(Layout element entries)
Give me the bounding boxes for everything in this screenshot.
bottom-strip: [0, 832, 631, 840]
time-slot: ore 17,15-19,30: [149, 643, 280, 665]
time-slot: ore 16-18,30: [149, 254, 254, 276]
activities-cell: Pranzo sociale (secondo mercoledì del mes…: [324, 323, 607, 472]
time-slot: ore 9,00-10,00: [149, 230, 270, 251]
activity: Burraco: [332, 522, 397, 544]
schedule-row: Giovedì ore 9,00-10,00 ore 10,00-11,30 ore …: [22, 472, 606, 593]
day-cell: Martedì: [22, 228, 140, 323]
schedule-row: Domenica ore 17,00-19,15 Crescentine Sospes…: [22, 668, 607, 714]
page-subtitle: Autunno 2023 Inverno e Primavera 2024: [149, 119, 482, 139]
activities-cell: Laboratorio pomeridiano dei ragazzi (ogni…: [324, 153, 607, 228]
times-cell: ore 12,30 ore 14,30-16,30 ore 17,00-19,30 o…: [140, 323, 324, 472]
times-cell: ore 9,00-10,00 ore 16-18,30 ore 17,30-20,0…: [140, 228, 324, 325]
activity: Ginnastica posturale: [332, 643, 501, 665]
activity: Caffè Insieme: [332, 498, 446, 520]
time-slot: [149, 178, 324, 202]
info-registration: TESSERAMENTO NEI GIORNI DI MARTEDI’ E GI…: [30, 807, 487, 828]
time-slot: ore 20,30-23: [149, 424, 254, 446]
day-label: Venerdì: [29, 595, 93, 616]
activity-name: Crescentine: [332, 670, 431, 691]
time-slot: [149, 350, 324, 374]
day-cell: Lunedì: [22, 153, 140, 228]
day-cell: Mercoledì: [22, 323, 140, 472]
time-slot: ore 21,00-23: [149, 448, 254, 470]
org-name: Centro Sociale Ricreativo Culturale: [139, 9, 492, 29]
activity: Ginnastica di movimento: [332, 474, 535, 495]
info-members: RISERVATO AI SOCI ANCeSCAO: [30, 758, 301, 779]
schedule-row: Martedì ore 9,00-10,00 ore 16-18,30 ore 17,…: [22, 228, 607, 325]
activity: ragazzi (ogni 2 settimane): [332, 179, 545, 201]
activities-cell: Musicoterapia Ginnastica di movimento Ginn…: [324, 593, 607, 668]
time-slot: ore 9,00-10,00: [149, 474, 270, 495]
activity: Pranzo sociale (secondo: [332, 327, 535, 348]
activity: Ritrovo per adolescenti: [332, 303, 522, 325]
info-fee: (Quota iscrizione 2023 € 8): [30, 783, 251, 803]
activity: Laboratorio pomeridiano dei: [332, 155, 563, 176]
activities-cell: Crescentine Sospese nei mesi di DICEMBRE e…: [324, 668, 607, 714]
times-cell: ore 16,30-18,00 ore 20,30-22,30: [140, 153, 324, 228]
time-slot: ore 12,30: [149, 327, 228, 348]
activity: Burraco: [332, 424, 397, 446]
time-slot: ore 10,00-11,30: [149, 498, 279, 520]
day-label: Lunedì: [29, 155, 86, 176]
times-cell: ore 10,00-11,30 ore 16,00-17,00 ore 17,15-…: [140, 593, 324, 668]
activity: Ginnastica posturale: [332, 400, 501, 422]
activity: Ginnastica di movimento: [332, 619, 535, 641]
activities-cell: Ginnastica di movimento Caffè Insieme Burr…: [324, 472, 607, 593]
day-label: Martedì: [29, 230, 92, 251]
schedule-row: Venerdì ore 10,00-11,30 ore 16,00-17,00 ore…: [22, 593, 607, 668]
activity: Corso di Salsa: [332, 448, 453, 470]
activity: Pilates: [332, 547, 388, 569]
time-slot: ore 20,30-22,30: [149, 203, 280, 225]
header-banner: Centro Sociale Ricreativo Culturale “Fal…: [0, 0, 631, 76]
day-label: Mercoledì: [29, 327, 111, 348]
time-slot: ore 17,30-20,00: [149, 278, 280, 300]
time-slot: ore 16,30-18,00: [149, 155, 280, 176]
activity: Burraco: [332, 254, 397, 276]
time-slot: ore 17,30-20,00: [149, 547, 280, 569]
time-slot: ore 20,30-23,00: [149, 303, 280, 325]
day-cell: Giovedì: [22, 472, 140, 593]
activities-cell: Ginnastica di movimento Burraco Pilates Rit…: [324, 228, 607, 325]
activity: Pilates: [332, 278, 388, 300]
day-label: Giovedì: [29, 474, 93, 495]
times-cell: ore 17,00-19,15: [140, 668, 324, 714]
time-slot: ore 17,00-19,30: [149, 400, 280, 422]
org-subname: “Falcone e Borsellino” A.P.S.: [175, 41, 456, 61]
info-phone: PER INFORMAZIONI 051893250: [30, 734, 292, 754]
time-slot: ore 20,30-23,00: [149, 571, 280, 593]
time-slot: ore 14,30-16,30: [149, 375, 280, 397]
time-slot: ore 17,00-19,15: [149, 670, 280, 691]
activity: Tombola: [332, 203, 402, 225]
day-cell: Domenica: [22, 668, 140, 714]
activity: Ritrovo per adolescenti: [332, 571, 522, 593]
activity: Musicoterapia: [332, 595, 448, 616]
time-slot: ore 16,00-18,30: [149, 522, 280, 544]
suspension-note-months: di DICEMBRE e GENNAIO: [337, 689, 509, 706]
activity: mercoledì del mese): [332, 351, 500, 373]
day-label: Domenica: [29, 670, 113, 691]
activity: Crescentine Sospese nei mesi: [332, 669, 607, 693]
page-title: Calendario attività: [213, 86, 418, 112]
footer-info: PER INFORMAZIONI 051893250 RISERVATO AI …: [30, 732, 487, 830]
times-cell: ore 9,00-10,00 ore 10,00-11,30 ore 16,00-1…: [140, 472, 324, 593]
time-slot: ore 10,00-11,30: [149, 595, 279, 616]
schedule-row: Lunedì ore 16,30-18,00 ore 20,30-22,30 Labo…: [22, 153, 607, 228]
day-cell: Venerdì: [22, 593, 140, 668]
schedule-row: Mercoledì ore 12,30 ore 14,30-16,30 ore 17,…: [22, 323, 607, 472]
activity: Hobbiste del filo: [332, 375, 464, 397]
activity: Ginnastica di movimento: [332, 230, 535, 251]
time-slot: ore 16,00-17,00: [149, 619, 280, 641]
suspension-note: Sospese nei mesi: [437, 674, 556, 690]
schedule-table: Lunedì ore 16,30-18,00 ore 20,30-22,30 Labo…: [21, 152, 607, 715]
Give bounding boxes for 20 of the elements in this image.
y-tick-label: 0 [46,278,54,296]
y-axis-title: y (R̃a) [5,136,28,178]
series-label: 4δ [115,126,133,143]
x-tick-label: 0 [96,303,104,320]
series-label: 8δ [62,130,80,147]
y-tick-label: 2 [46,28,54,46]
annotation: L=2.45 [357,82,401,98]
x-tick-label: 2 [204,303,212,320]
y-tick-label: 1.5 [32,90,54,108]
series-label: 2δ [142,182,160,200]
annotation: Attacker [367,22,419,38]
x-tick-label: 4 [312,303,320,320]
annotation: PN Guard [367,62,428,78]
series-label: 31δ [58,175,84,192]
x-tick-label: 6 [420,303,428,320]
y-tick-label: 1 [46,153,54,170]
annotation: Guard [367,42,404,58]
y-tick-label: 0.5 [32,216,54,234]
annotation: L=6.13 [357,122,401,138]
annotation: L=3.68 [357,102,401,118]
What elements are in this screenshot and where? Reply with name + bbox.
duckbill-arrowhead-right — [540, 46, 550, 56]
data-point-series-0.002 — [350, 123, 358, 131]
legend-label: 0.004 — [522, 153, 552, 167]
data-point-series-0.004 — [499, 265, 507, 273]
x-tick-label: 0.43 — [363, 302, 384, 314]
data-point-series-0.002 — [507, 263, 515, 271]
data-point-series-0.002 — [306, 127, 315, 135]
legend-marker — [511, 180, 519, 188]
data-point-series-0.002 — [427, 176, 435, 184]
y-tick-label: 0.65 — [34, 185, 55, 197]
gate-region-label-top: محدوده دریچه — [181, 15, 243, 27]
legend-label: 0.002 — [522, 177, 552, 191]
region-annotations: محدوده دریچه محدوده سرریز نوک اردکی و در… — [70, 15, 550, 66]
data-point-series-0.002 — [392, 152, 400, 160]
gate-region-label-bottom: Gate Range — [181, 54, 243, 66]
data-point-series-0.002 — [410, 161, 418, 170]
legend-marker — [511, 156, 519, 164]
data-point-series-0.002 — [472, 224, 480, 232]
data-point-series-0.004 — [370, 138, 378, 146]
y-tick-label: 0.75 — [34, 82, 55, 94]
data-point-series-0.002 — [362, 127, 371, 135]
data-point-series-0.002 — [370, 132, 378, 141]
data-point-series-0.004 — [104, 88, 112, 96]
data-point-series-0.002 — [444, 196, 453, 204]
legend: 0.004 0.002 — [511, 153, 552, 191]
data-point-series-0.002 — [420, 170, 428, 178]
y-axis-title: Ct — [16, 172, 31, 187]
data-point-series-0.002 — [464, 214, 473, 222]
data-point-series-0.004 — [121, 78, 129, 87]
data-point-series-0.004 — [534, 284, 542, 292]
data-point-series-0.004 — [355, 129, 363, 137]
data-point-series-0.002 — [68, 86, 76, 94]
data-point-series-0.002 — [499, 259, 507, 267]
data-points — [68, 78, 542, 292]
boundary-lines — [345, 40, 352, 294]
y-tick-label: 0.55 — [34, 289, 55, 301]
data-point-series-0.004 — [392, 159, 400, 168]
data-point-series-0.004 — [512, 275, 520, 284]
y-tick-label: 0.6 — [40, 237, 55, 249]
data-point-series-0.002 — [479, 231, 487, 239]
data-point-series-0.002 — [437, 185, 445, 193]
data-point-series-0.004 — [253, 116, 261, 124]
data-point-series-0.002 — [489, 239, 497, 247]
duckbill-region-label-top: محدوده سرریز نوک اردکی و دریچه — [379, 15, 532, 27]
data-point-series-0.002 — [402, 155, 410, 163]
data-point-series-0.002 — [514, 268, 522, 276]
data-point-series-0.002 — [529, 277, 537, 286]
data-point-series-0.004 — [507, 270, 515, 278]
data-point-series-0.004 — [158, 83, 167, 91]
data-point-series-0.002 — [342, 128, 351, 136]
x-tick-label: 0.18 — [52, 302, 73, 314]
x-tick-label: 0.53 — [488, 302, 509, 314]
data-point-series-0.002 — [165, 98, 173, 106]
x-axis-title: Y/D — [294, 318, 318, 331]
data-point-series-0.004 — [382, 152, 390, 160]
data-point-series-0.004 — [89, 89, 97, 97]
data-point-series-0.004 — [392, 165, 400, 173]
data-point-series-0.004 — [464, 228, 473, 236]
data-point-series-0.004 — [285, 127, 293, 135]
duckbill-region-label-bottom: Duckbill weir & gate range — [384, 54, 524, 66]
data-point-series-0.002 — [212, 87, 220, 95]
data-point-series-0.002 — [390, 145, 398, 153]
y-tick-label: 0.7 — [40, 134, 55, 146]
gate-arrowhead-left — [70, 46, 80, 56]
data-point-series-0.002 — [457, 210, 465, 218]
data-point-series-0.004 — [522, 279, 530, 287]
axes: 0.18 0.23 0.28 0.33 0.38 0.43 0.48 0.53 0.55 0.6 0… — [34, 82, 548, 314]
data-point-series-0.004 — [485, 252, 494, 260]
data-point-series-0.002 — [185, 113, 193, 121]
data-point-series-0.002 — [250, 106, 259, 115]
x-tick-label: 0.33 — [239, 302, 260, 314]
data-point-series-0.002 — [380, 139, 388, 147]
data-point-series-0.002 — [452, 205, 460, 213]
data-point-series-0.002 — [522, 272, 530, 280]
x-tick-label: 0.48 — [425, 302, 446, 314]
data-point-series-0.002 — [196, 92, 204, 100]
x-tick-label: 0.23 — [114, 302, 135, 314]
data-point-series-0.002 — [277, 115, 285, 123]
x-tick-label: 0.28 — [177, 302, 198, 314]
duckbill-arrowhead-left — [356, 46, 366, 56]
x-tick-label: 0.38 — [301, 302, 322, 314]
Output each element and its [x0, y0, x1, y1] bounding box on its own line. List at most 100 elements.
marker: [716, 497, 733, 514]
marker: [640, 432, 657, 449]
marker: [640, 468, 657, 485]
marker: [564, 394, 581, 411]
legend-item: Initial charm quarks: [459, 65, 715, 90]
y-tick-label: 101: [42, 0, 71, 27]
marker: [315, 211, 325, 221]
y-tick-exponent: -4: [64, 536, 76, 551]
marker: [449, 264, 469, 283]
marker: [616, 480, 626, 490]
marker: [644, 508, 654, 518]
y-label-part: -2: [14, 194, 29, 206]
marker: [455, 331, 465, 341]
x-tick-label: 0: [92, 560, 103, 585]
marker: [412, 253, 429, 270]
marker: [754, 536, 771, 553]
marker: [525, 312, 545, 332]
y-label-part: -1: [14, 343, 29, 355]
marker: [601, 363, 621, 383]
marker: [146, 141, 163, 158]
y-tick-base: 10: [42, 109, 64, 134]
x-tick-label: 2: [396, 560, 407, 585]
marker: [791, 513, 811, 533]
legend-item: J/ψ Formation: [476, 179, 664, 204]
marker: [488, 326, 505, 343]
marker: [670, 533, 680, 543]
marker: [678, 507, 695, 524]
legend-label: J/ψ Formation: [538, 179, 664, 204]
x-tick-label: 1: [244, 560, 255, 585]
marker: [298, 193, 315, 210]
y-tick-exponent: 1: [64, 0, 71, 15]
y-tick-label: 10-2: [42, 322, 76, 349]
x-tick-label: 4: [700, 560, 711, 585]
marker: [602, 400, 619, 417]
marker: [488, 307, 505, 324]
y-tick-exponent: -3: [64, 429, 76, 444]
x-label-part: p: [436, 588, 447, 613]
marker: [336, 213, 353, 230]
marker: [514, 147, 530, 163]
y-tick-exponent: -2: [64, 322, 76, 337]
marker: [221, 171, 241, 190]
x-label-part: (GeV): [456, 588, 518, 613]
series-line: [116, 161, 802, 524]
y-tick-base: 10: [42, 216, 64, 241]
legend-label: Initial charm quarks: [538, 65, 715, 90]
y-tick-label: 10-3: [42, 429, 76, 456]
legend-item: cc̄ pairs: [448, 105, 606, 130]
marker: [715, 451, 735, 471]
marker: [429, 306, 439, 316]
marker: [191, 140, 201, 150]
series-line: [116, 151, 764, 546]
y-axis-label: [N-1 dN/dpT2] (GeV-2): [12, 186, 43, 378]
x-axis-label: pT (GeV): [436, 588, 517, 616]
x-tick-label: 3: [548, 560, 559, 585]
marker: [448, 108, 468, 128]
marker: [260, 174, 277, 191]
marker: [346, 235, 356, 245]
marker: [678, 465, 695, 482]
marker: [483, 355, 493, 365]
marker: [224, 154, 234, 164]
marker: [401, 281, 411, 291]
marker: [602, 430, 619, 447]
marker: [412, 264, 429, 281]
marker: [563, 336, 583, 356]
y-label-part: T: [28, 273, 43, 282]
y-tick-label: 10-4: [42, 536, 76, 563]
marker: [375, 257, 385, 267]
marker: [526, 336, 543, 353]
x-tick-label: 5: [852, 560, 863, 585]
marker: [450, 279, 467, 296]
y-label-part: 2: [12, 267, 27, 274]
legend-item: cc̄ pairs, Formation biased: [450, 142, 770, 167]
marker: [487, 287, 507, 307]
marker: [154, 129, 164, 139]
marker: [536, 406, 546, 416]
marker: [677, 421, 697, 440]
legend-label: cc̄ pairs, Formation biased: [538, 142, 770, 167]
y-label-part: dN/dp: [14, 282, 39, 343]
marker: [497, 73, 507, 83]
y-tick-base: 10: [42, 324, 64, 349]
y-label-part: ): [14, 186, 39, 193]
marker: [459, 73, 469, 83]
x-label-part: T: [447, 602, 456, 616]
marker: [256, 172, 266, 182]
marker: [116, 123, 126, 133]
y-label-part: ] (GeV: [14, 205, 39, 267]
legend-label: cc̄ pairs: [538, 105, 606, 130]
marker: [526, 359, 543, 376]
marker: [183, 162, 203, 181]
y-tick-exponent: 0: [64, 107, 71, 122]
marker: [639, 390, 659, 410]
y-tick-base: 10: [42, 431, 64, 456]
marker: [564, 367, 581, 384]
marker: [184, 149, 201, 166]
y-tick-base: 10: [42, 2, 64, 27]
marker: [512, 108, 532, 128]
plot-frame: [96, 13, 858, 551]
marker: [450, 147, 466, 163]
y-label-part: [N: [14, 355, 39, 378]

» THE PROBLEM
Copy out the entries word for word, from the first line through the line containing "time-slot: [149, 178, 324, 202]", with both of those lines included.

» SOLUTION TO THE PROBLEM
Give me the bounding boxes for everything in this screenshot.
bottom-strip: [0, 832, 631, 840]
time-slot: ore 17,15-19,30: [149, 643, 280, 665]
time-slot: ore 16-18,30: [149, 254, 254, 276]
activities-cell: Pranzo sociale (secondo mercoledì del mes…: [324, 323, 607, 472]
time-slot: ore 9,00-10,00: [149, 230, 270, 251]
activity: Burraco: [332, 522, 397, 544]
schedule-row: Giovedì ore 9,00-10,00 ore 10,00-11,30 ore …: [22, 472, 606, 593]
day-cell: Martedì: [22, 228, 140, 323]
schedule-row: Domenica ore 17,00-19,15 Crescentine Sospes…: [22, 668, 607, 714]
page-subtitle: Autunno 2023 Inverno e Primavera 2024: [149, 119, 482, 139]
activities-cell: Laboratorio pomeridiano dei ragazzi (ogni…: [324, 153, 607, 228]
times-cell: ore 12,30 ore 14,30-16,30 ore 17,00-19,30 o…: [140, 323, 324, 472]
times-cell: ore 9,00-10,00 ore 16-18,30 ore 17,30-20,0…: [140, 228, 324, 325]
activity: Ginnastica posturale: [332, 643, 501, 665]
activity: Caffè Insieme: [332, 498, 446, 520]
time-slot: [149, 178, 324, 202]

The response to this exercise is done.